Set task: Find each line with the word "MANAGE" and copy it.

____

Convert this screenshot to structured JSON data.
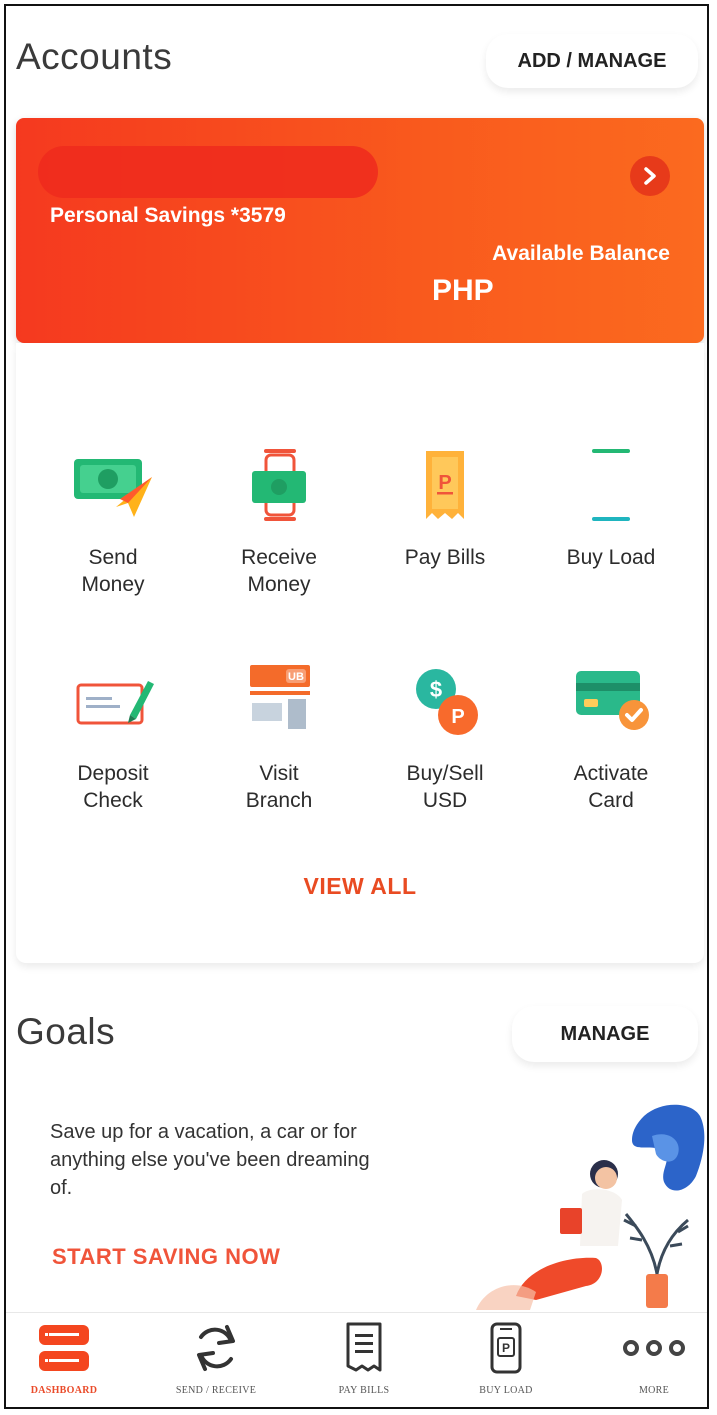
{
  "accounts": {
    "title": "Accounts",
    "add_manage_label": "ADD / MANAGE",
    "card": {
      "name": "Personal Savings *3579",
      "balance_label": "Available Balance",
      "currency": "PHP"
    }
  },
  "actions": [
    {
      "label": "Send\nMoney",
      "icon": "send-money-icon"
    },
    {
      "label": "Receive\nMoney",
      "icon": "receive-money-icon"
    },
    {
      "label": "Pay Bills",
      "icon": "pay-bills-icon"
    },
    {
      "label": "Buy Load",
      "icon": "buy-load-icon"
    },
    {
      "label": "Deposit\nCheck",
      "icon": "deposit-check-icon"
    },
    {
      "label": "Visit\nBranch",
      "icon": "visit-branch-icon"
    },
    {
      "label": "Buy/Sell\nUSD",
      "icon": "buy-sell-usd-icon"
    },
    {
      "label": "Activate\nCard",
      "icon": "activate-card-icon"
    }
  ],
  "view_all_label": "VIEW ALL",
  "goals": {
    "title": "Goals",
    "manage_label": "MANAGE",
    "description": "Save up for a vacation, a car or for anything else you've been dreaming of.",
    "cta_label": "START SAVING NOW"
  },
  "bottom_nav": [
    {
      "label": "DASHBOARD",
      "icon": "dashboard-icon",
      "active": true
    },
    {
      "label": "SEND / RECEIVE",
      "icon": "send-receive-icon",
      "active": false
    },
    {
      "label": "PAY BILLS",
      "icon": "pay-bills-receipt-icon",
      "active": false
    },
    {
      "label": "BUY LOAD",
      "icon": "buy-load-phone-icon",
      "active": false
    },
    {
      "label": "MORE",
      "icon": "more-icon",
      "active": false
    }
  ],
  "colors": {
    "accent": "#f4461f",
    "cta": "#e94b22",
    "green": "#2fbf7a",
    "teal": "#1fb5bf"
  }
}
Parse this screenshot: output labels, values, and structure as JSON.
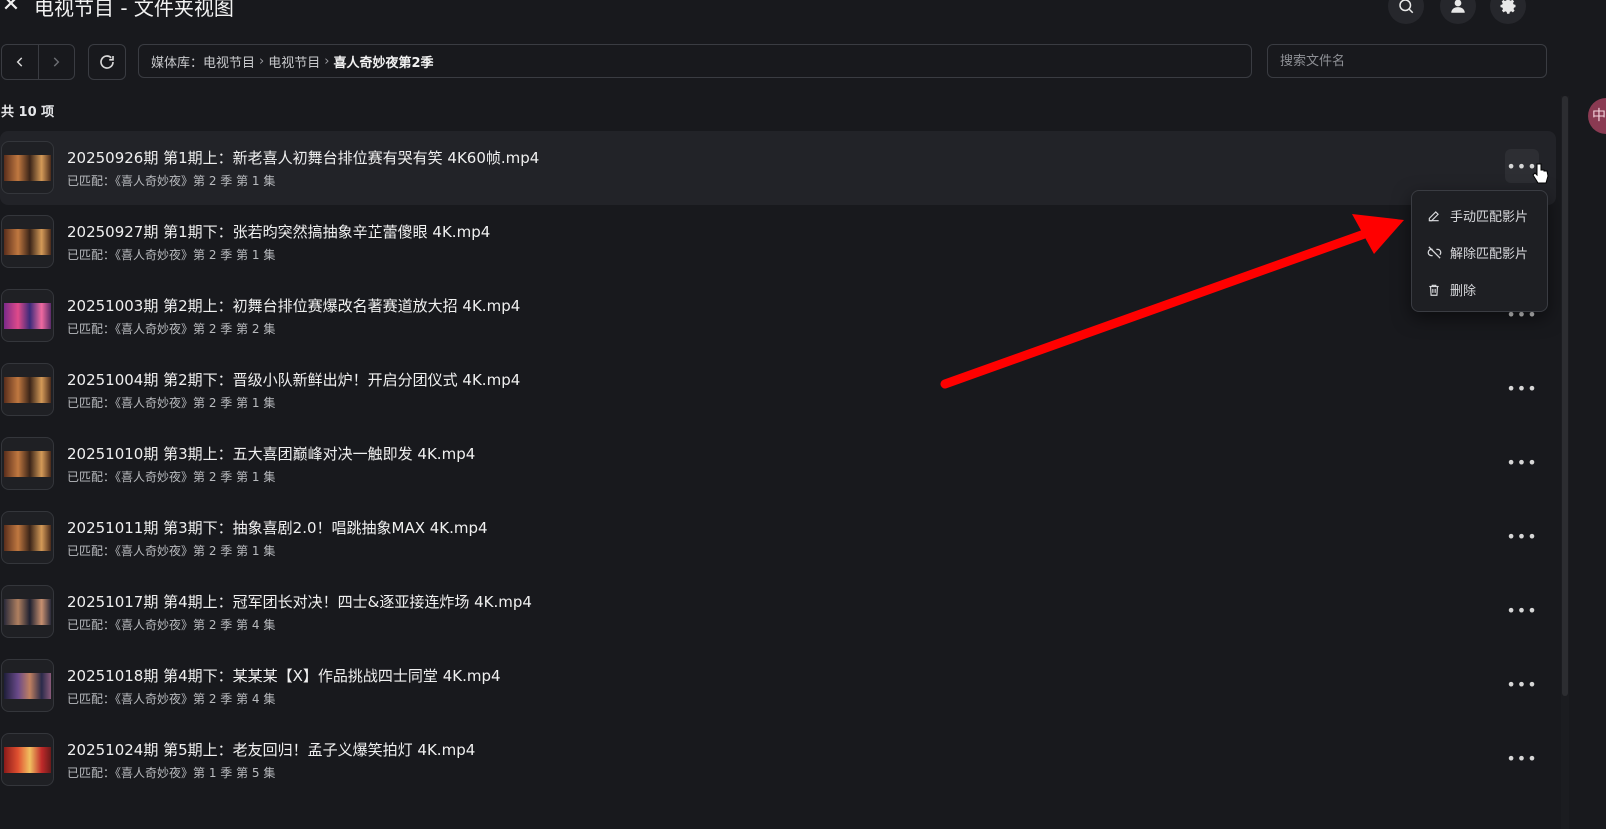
{
  "header": {
    "title": "电视节目 - 文件夹视图"
  },
  "toolbar": {
    "breadcrumb": [
      "媒体库：电视节目",
      "电视节目",
      "喜人奇妙夜第2季"
    ],
    "search_placeholder": "搜索文件名"
  },
  "count_label": "共 10 项",
  "files": [
    {
      "name": "20250926期 第1期上：新老喜人初舞台排位赛有哭有笑 4K60帧.mp4",
      "match": "已匹配：《喜人奇妙夜》第 2 季 第 1 集"
    },
    {
      "name": "20250927期 第1期下：张若昀突然搞抽象辛芷蕾傻眼 4K.mp4",
      "match": "已匹配：《喜人奇妙夜》第 2 季 第 1 集"
    },
    {
      "name": "20251003期 第2期上：初舞台排位赛爆改名著赛道放大招 4K.mp4",
      "match": "已匹配：《喜人奇妙夜》第 2 季 第 2 集"
    },
    {
      "name": "20251004期 第2期下：晋级小队新鲜出炉！开启分团仪式 4K.mp4",
      "match": "已匹配：《喜人奇妙夜》第 2 季 第 1 集"
    },
    {
      "name": "20251010期 第3期上：五大喜团巅峰对决一触即发 4K.mp4",
      "match": "已匹配：《喜人奇妙夜》第 2 季 第 1 集"
    },
    {
      "name": "20251011期 第3期下：抽象喜剧2.0！唱跳抽象MAX 4K.mp4",
      "match": "已匹配：《喜人奇妙夜》第 2 季 第 1 集"
    },
    {
      "name": "20251017期 第4期上：冠军团长对决！四士&逐亚接连炸场 4K.mp4",
      "match": "已匹配：《喜人奇妙夜》第 2 季 第 4 集"
    },
    {
      "name": "20251018期 第4期下：某某某【X】作品挑战四士同堂 4K.mp4",
      "match": "已匹配：《喜人奇妙夜》第 2 季 第 4 集"
    },
    {
      "name": "20251024期 第5期上：老友回归！孟子义爆笑拍灯 4K.mp4",
      "match": "已匹配：《喜人奇妙夜》第 1 季 第 5 集"
    }
  ],
  "context_menu": {
    "items": [
      {
        "label": "手动匹配影片",
        "icon": "pencil-icon"
      },
      {
        "label": "解除匹配影片",
        "icon": "link-off-icon"
      },
      {
        "label": "删除",
        "icon": "trash-icon"
      }
    ]
  },
  "side_avatar_text": "中",
  "colors": {
    "background": "#18191d",
    "arrow": "#ff0000",
    "row_hover": "#222328"
  }
}
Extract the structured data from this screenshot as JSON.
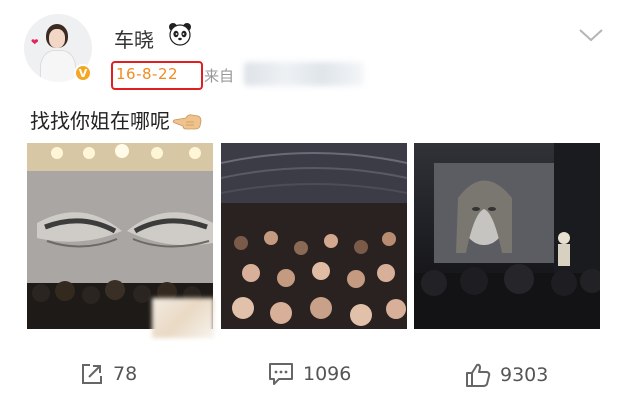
{
  "user": {
    "name": "车晓",
    "verified_badge": "V"
  },
  "post": {
    "date": "16-8-22",
    "source_label": "来自",
    "text": "找找你姐在哪呢",
    "emoji": "pointing-left-hand",
    "images": [
      {
        "description_name": "concert-stage-eyes-photo"
      },
      {
        "description_name": "concert-crowd-photo"
      },
      {
        "description_name": "concert-screen-singer-photo"
      }
    ]
  },
  "actions": {
    "repost_count": "78",
    "comment_count": "1096",
    "like_count": "9303"
  },
  "colors": {
    "date_text": "#f08c22",
    "highlight_box": "#e02020",
    "verified_badge": "#f5a623"
  }
}
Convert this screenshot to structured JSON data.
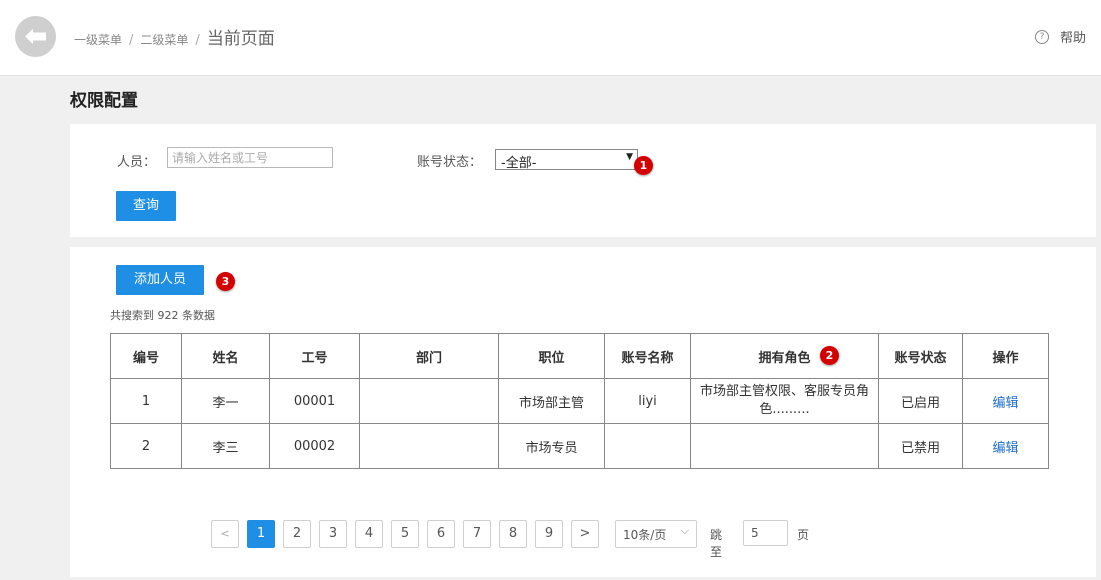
{
  "breadcrumb": {
    "level1": "一级菜单",
    "level2": "二级菜单",
    "separator": "/",
    "current": "当前页面"
  },
  "help": {
    "icon": "question-icon",
    "glyph": "?",
    "label": "帮助"
  },
  "page_title": "权限配置",
  "search": {
    "person_label": "人员：",
    "person_placeholder": "请输入姓名或工号",
    "status_label": "账号状态：",
    "status_value": "-全部-",
    "status_caret": "▼",
    "query_button": "查询"
  },
  "badges": {
    "b1": "1",
    "b2": "2",
    "b3": "3"
  },
  "list": {
    "add_button": "添加人员",
    "count_text": "共搜索到 922 条数据",
    "headers": [
      "编号",
      "姓名",
      "工号",
      "部门",
      "职位",
      "账号名称",
      "拥有角色",
      "账号状态",
      "操作"
    ],
    "rows": [
      {
        "no": "1",
        "name": "李一",
        "emp_id": "00001",
        "dept": "",
        "position": "市场部主管",
        "account": "liyi",
        "roles": "市场部主管权限、客服专员角色.........",
        "status": "已启用",
        "action": "编辑"
      },
      {
        "no": "2",
        "name": "李三",
        "emp_id": "00002",
        "dept": "",
        "position": "市场专员",
        "account": "",
        "roles": "",
        "status": "已禁用",
        "action": "编辑"
      }
    ]
  },
  "pagination": {
    "prev": "<",
    "next": ">",
    "pages": [
      "1",
      "2",
      "3",
      "4",
      "5",
      "6",
      "7",
      "8",
      "9"
    ],
    "current_page": "1",
    "page_size": "10条/页",
    "size_caret": "⌵",
    "jump_label": "跳至",
    "jump_value": "5",
    "page_unit": "页"
  },
  "colors": {
    "primary": "#1f8fe6",
    "badge": "#d40000",
    "link": "#1f6fc9",
    "background": "#f0f0f0"
  }
}
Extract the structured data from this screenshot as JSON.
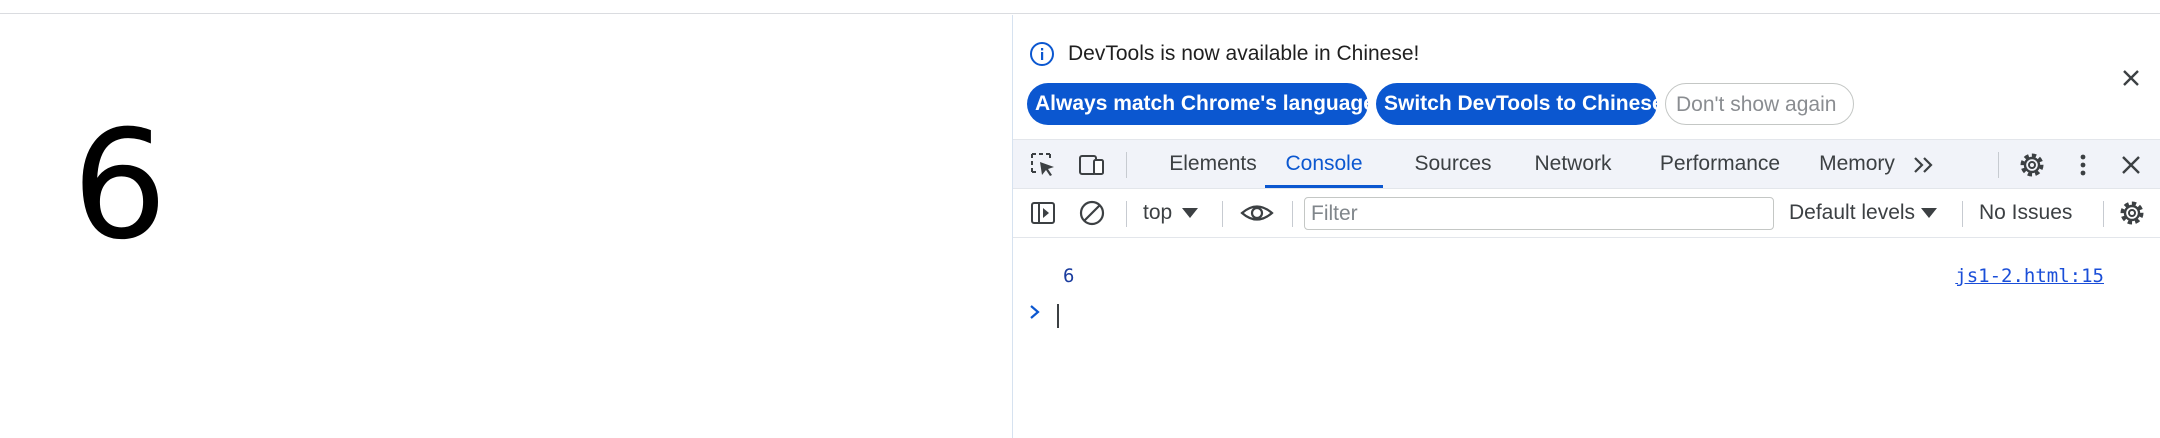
{
  "page": {
    "content": "6"
  },
  "devtools": {
    "infobar": {
      "message": "DevTools is now available in Chinese!",
      "buttons": [
        "Always match Chrome's language",
        "Switch DevTools to Chinese",
        "Don't show again"
      ]
    },
    "tabs": [
      "Elements",
      "Console",
      "Sources",
      "Network",
      "Performance",
      "Memory"
    ],
    "active_tab": "Console",
    "console_toolbar": {
      "context": "top",
      "filter_placeholder": "Filter",
      "levels": "Default levels",
      "issues": "No Issues"
    },
    "log": {
      "value": "6",
      "source": "js1-2.html:15"
    },
    "colors": {
      "accent": "#0b57d0",
      "toolbar_bg": "#f1f3f9"
    }
  }
}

____

Result of the task:
    "add_manage_label": "ADD / MANAGE",
    "manage_label": "MANAGE",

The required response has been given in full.